*** Records provided ***

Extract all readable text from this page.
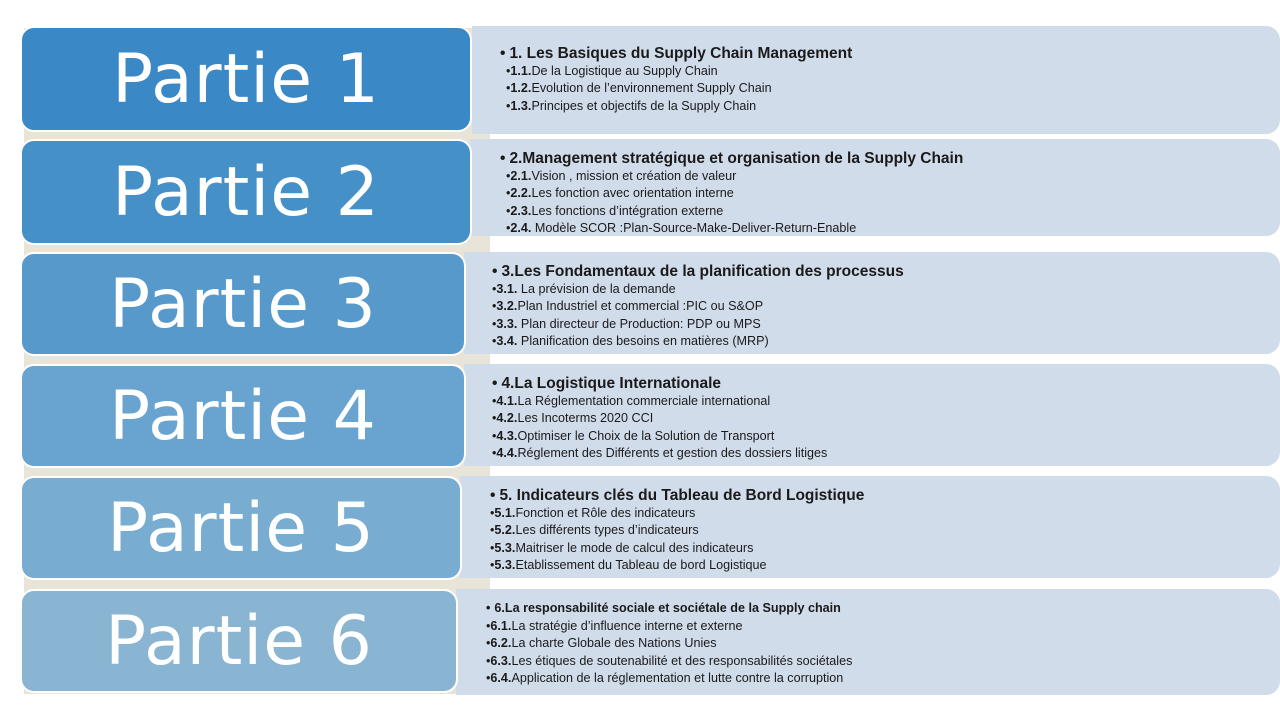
• 1. Les Basiques du Supply Chain Management
•1.1.De la Logistique au Supply Chain
•1.2.Evolution de l’environnement Supply Chain
•1.3.Principes et objectifs de la Supply Chain
Partie 1
• 2.Management stratégique et organisation de la Supply Chain
•2.1.Vision , mission et création de valeur
•2.2.Les fonction avec orientation interne
•2.3.Les fonctions d’intégration externe
•2.4. Modèle SCOR :Plan-Source-Make-Deliver-Return-Enable
Partie 2
• 3.Les Fondamentaux de la planification des processus
•3.1. La prévision de la demande
•3.2.Plan Industriel et commercial :PIC ou S&OP
•3.3. Plan directeur de Production: PDP ou MPS
•3.4. Planification des besoins en matières (MRP)
Partie 3
• 4.La Logistique Internationale
•4.1.La Réglementation commerciale international
•4.2.Les Incoterms 2020 CCI
•4.3.Optimiser le Choix de la Solution de Transport
•4.4.Réglement des Différents et gestion des dossiers litiges
Partie 4
• 5. Indicateurs clés du Tableau de Bord Logistique
•5.1.Fonction et Rôle des indicateurs
•5.2.Les différents types d’indicateurs
•5.3.Maitriser le mode de calcul des indicateurs
•5.3.Etablissement du Tableau de bord Logistique
Partie 5
• 6.La responsabilité sociale et sociétale de la Supply chain
•6.1.La stratégie d’influence interne et externe
•6.2.La charte Globale des Nations Unies
•6.3.Les étiques de soutenabilité et des responsabilités sociétales
•6.4.Application de la réglementation et lutte contre la corruption
Partie 6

***

#### Instruction
Every line above should be repeated exactly; pictures stay out of the copy.

#### In response
Extract all readable text from this page.
• 1. Les Basiques du Supply Chain Management
•1.1.De la Logistique au Supply Chain
•1.2.Evolution de l’environnement Supply Chain
•1.3.Principes et objectifs de la Supply Chain
Partie 1
• 2.Management stratégique et organisation de la Supply Chain
•2.1.Vision , mission et création de valeur
•2.2.Les fonction avec orientation interne
•2.3.Les fonctions d’intégration externe
•2.4. Modèle SCOR :Plan-Source-Make-Deliver-Return-Enable
Partie 2
• 3.Les Fondamentaux de la planification des processus
•3.1. La prévision de la demande
•3.2.Plan Industriel et commercial :PIC ou S&OP
•3.3. Plan directeur de Production: PDP ou MPS
•3.4. Planification des besoins en matières (MRP)
Partie 3
• 4.La Logistique Internationale
•4.1.La Réglementation commerciale international
•4.2.Les Incoterms 2020 CCI
•4.3.Optimiser le Choix de la Solution de Transport
•4.4.Réglement des Différents et gestion des dossiers litiges
Partie 4
• 5. Indicateurs clés du Tableau de Bord Logistique
•5.1.Fonction et Rôle des indicateurs
•5.2.Les différents types d’indicateurs
•5.3.Maitriser le mode de calcul des indicateurs
•5.3.Etablissement du Tableau de bord Logistique
Partie 5
• 6.La responsabilité sociale et sociétale de la Supply chain
•6.1.La stratégie d’influence interne et externe
•6.2.La charte Globale des Nations Unies
•6.3.Les étiques de soutenabilité et des responsabilités sociétales
•6.4.Application de la réglementation et lutte contre la corruption
Partie 6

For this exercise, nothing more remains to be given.